Entries from a visual dataset:
--- begin ---
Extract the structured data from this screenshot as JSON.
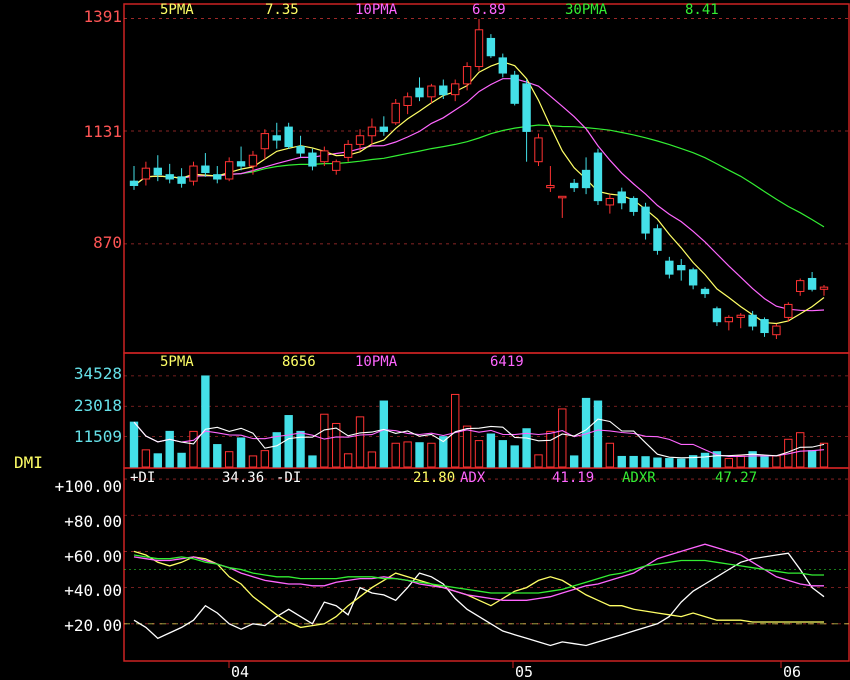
{
  "price_panel": {
    "ma_legend": [
      {
        "label": "5PMA",
        "value": "7.35",
        "color": "#ffff66"
      },
      {
        "label": "10PMA",
        "value": "6.89",
        "color": "#ff66ff"
      },
      {
        "label": "30PMA",
        "value": "8.41",
        "color": "#33ee33"
      }
    ],
    "y_ticks": [
      "1391",
      "1131",
      "870"
    ]
  },
  "volume_panel": {
    "ma_legend": [
      {
        "label": "5PMA",
        "value": "8656",
        "color": "#ffff66"
      },
      {
        "label": "10PMA",
        "value": "6419",
        "color": "#ff66ff"
      }
    ],
    "y_ticks": [
      "34528",
      "23018",
      "11509"
    ]
  },
  "dmi_panel": {
    "title": "DMI",
    "legend": [
      {
        "label": "+DI",
        "value": "34.36",
        "color": "#ffffff"
      },
      {
        "label": "-DI",
        "value": "21.80",
        "color": "#ffff66"
      },
      {
        "label": "ADX",
        "value": "41.19",
        "color": "#ff66ff"
      },
      {
        "label": "ADXR",
        "value": "47.27",
        "color": "#33ee33"
      }
    ],
    "y_ticks": [
      "+100.00",
      "+80.00",
      "+60.00",
      "+40.00",
      "+20.00"
    ]
  },
  "x_ticks": [
    "04",
    "05",
    "06"
  ],
  "colors": {
    "up": "#ff3333",
    "down": "#44e0e8",
    "frame": "#cc2222",
    "grid": "#ff4444"
  },
  "chart_data": [
    {
      "type": "candlestick",
      "title": "",
      "y_ticks": [
        870,
        1131,
        1391
      ],
      "ylim": [
        620,
        1420
      ],
      "ohlc": [
        [
          1015,
          1050,
          995,
          1005
        ],
        [
          1020,
          1060,
          1005,
          1045
        ],
        [
          1045,
          1075,
          1015,
          1030
        ],
        [
          1030,
          1055,
          1010,
          1020
        ],
        [
          1025,
          1045,
          1000,
          1010
        ],
        [
          1015,
          1060,
          1005,
          1050
        ],
        [
          1050,
          1080,
          1025,
          1035
        ],
        [
          1030,
          1050,
          1010,
          1020
        ],
        [
          1020,
          1070,
          1015,
          1060
        ],
        [
          1060,
          1095,
          1040,
          1050
        ],
        [
          1050,
          1085,
          1030,
          1075
        ],
        [
          1090,
          1135,
          1065,
          1125
        ],
        [
          1120,
          1150,
          1090,
          1110
        ],
        [
          1140,
          1150,
          1090,
          1095
        ],
        [
          1095,
          1120,
          1070,
          1080
        ],
        [
          1080,
          1090,
          1040,
          1050
        ],
        [
          1060,
          1095,
          1050,
          1085
        ],
        [
          1040,
          1065,
          1030,
          1060
        ],
        [
          1070,
          1110,
          1060,
          1100
        ],
        [
          1100,
          1135,
          1085,
          1120
        ],
        [
          1120,
          1160,
          1100,
          1140
        ],
        [
          1140,
          1165,
          1120,
          1130
        ],
        [
          1150,
          1205,
          1145,
          1195
        ],
        [
          1190,
          1220,
          1170,
          1210
        ],
        [
          1230,
          1255,
          1200,
          1210
        ],
        [
          1210,
          1240,
          1195,
          1235
        ],
        [
          1235,
          1250,
          1205,
          1215
        ],
        [
          1215,
          1250,
          1200,
          1240
        ],
        [
          1240,
          1290,
          1225,
          1280
        ],
        [
          1280,
          1390,
          1270,
          1365
        ],
        [
          1345,
          1355,
          1300,
          1305
        ],
        [
          1300,
          1310,
          1255,
          1265
        ],
        [
          1260,
          1270,
          1190,
          1195
        ],
        [
          1240,
          1250,
          1060,
          1130
        ],
        [
          1060,
          1125,
          1050,
          1115
        ],
        [
          1000,
          1050,
          990,
          1005
        ],
        [
          980,
          980,
          930,
          980
        ],
        [
          1010,
          1020,
          990,
          1000
        ],
        [
          1040,
          1070,
          985,
          1000
        ],
        [
          1080,
          1090,
          960,
          970
        ],
        [
          960,
          985,
          940,
          975
        ],
        [
          990,
          1000,
          950,
          965
        ],
        [
          975,
          980,
          935,
          945
        ],
        [
          955,
          965,
          880,
          895
        ],
        [
          905,
          915,
          845,
          855
        ],
        [
          830,
          840,
          790,
          800
        ],
        [
          820,
          835,
          785,
          810
        ],
        [
          810,
          815,
          765,
          775
        ],
        [
          765,
          770,
          745,
          755
        ],
        [
          720,
          725,
          680,
          690
        ],
        [
          690,
          705,
          670,
          700
        ],
        [
          700,
          710,
          675,
          705
        ],
        [
          705,
          715,
          670,
          680
        ],
        [
          695,
          700,
          655,
          665
        ],
        [
          660,
          685,
          650,
          680
        ],
        [
          700,
          735,
          690,
          730
        ],
        [
          760,
          790,
          750,
          785
        ],
        [
          790,
          805,
          760,
          765
        ],
        [
          765,
          775,
          750,
          770
        ]
      ]
    },
    {
      "type": "bar",
      "title": "",
      "y_ticks": [
        11509,
        23018,
        34528
      ],
      "ylim": [
        0,
        36000
      ],
      "values": [
        17000,
        6500,
        5000,
        13500,
        5200,
        13500,
        34500,
        8500,
        5800,
        11000,
        4200,
        6200,
        13000,
        19500,
        13500,
        4200,
        20000,
        16500,
        5000,
        19000,
        5700,
        25000,
        9000,
        9500,
        9200,
        9000,
        11500,
        27500,
        15500,
        10000,
        12500,
        10000,
        8000,
        14500,
        4600,
        13500,
        22000,
        4200,
        26000,
        25000,
        9000,
        4000,
        4000,
        3900,
        3400,
        3200,
        3000,
        4300,
        5200,
        5800,
        3200,
        4200,
        5800,
        3800,
        4200,
        10500,
        13000,
        6200,
        9000
      ]
    },
    {
      "type": "line",
      "title": "DMI",
      "y_ticks": [
        20,
        40,
        60,
        80,
        100
      ],
      "ylim": [
        0,
        105
      ],
      "series": [
        {
          "name": "+DI",
          "values": [
            22,
            18,
            12,
            15,
            18,
            22,
            30,
            26,
            20,
            17,
            20,
            19,
            24,
            28,
            24,
            20,
            32,
            30,
            25,
            40,
            37,
            36,
            33,
            40,
            48,
            46,
            42,
            34,
            28,
            24,
            20,
            16,
            14,
            12,
            10,
            8,
            10,
            9,
            8,
            10,
            12,
            14,
            16,
            18,
            20,
            24,
            32,
            38,
            42,
            46,
            50,
            54,
            56,
            57,
            58,
            59,
            50,
            40,
            35
          ]
        },
        {
          "name": "-DI",
          "values": [
            60,
            58,
            54,
            52,
            54,
            57,
            56,
            53,
            46,
            42,
            35,
            30,
            25,
            21,
            18,
            19,
            20,
            24,
            30,
            35,
            40,
            44,
            48,
            46,
            44,
            42,
            40,
            38,
            36,
            33,
            30,
            34,
            38,
            40,
            44,
            46,
            44,
            40,
            36,
            33,
            30,
            30,
            28,
            27,
            26,
            25,
            24,
            26,
            24,
            22,
            22,
            22,
            21,
            21,
            21,
            21,
            21,
            21,
            21
          ]
        },
        {
          "name": "ADX",
          "values": [
            57,
            56,
            55,
            55,
            56,
            57,
            55,
            53,
            51,
            48,
            46,
            44,
            43,
            42,
            42,
            41,
            41,
            43,
            44,
            45,
            45,
            46,
            45,
            44,
            42,
            41,
            40,
            38,
            36,
            35,
            34,
            33,
            33,
            33,
            34,
            35,
            37,
            39,
            41,
            42,
            44,
            46,
            48,
            52,
            56,
            58,
            60,
            62,
            64,
            62,
            60,
            58,
            54,
            50,
            46,
            44,
            42,
            41,
            41
          ]
        },
        {
          "name": "ADXR",
          "values": [
            58,
            57,
            56,
            56,
            57,
            56,
            54,
            53,
            51,
            50,
            48,
            47,
            46,
            46,
            45,
            45,
            45,
            45,
            46,
            46,
            46,
            45,
            45,
            44,
            43,
            42,
            41,
            40,
            39,
            38,
            37,
            37,
            37,
            37,
            37,
            38,
            39,
            41,
            43,
            45,
            47,
            48,
            50,
            52,
            53,
            54,
            55,
            55,
            55,
            54,
            53,
            52,
            51,
            50,
            49,
            48,
            48,
            47,
            47
          ]
        }
      ]
    }
  ]
}
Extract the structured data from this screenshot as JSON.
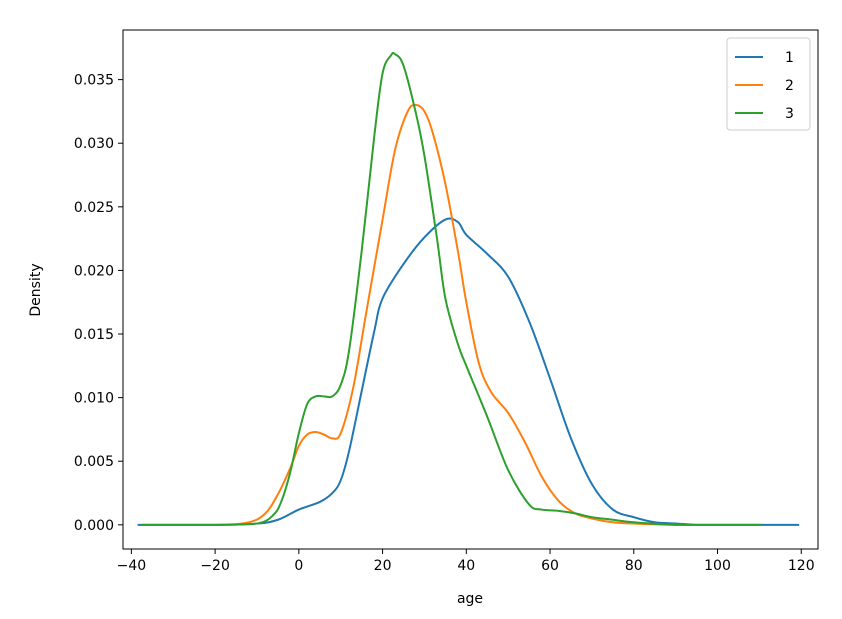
{
  "chart_data": {
    "type": "line",
    "xlabel": "age",
    "ylabel": "Density",
    "xlim": [
      -42,
      124
    ],
    "ylim": [
      -0.0019,
      0.0389
    ],
    "xticks": [
      -40,
      -20,
      0,
      20,
      40,
      60,
      80,
      100,
      120
    ],
    "xtick_labels": [
      "−40",
      "−20",
      "0",
      "20",
      "40",
      "60",
      "80",
      "100",
      "120"
    ],
    "yticks": [
      0.0,
      0.005,
      0.01,
      0.015,
      0.02,
      0.025,
      0.03,
      0.035
    ],
    "ytick_labels": [
      "0.000",
      "0.005",
      "0.010",
      "0.015",
      "0.020",
      "0.025",
      "0.030",
      "0.035"
    ],
    "grid": false,
    "legend": {
      "position": "top-right"
    },
    "series": [
      {
        "name": "1",
        "color": "#1f77b4",
        "x": [
          -38.5,
          -20,
          -10,
          -5,
          0,
          5,
          8,
          10,
          12,
          15,
          18,
          20,
          25,
          30,
          35,
          38,
          40,
          45,
          50,
          55,
          60,
          65,
          70,
          75,
          80,
          85,
          90,
          95,
          100,
          110,
          119.5
        ],
        "y": [
          0.0,
          0.0,
          0.0001,
          0.0004,
          0.0012,
          0.0018,
          0.0025,
          0.0035,
          0.0058,
          0.0105,
          0.0152,
          0.0178,
          0.0205,
          0.0226,
          0.024,
          0.0238,
          0.0228,
          0.0213,
          0.0195,
          0.016,
          0.0115,
          0.0068,
          0.0032,
          0.0012,
          0.0006,
          0.0002,
          0.0001,
          0.0,
          0.0,
          0.0,
          0.0
        ]
      },
      {
        "name": "2",
        "color": "#ff7f0e",
        "x": [
          -37.5,
          -20,
          -12,
          -8,
          -5,
          -2,
          0,
          2,
          4,
          6,
          8,
          10,
          13,
          16,
          20,
          23,
          26,
          28,
          30,
          32,
          35,
          38,
          40,
          43,
          46,
          50,
          54,
          58,
          62,
          66,
          70,
          75,
          80,
          90,
          100,
          110.5
        ],
        "y": [
          0.0,
          0.0,
          0.0002,
          0.0009,
          0.0024,
          0.0045,
          0.0062,
          0.0071,
          0.0073,
          0.0071,
          0.0068,
          0.0072,
          0.0108,
          0.0165,
          0.024,
          0.0295,
          0.0325,
          0.033,
          0.0325,
          0.0308,
          0.0268,
          0.0215,
          0.0175,
          0.0127,
          0.0104,
          0.0088,
          0.0065,
          0.0038,
          0.0019,
          0.0009,
          0.0005,
          0.0002,
          0.0001,
          0.0,
          0.0,
          0.0
        ]
      },
      {
        "name": "3",
        "color": "#2ca02c",
        "x": [
          -37.5,
          -20,
          -10,
          -6,
          -4,
          -2,
          0,
          2,
          4,
          6,
          8,
          10,
          12,
          15,
          18,
          20,
          22,
          23,
          25,
          28,
          30,
          33,
          35,
          38,
          40,
          45,
          50,
          55,
          58,
          62,
          66,
          70,
          75,
          80,
          90,
          100,
          110.5
        ],
        "y": [
          0.0,
          0.0,
          0.0001,
          0.0008,
          0.002,
          0.0042,
          0.0072,
          0.0095,
          0.0101,
          0.0101,
          0.0101,
          0.011,
          0.0137,
          0.0215,
          0.0305,
          0.0355,
          0.0369,
          0.037,
          0.0361,
          0.0323,
          0.029,
          0.0225,
          0.0178,
          0.0142,
          0.0125,
          0.0085,
          0.0043,
          0.0016,
          0.0012,
          0.0011,
          0.0009,
          0.0006,
          0.0004,
          0.0002,
          0.0,
          0.0,
          0.0
        ]
      }
    ]
  }
}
--- end ---
Exercise prompt — Single out each line of the records above with the string "type" in it, and copy it.

Complete response —
      "type": "candlestick",
      "type": "bar",
      "type": "line",
    "type": "line",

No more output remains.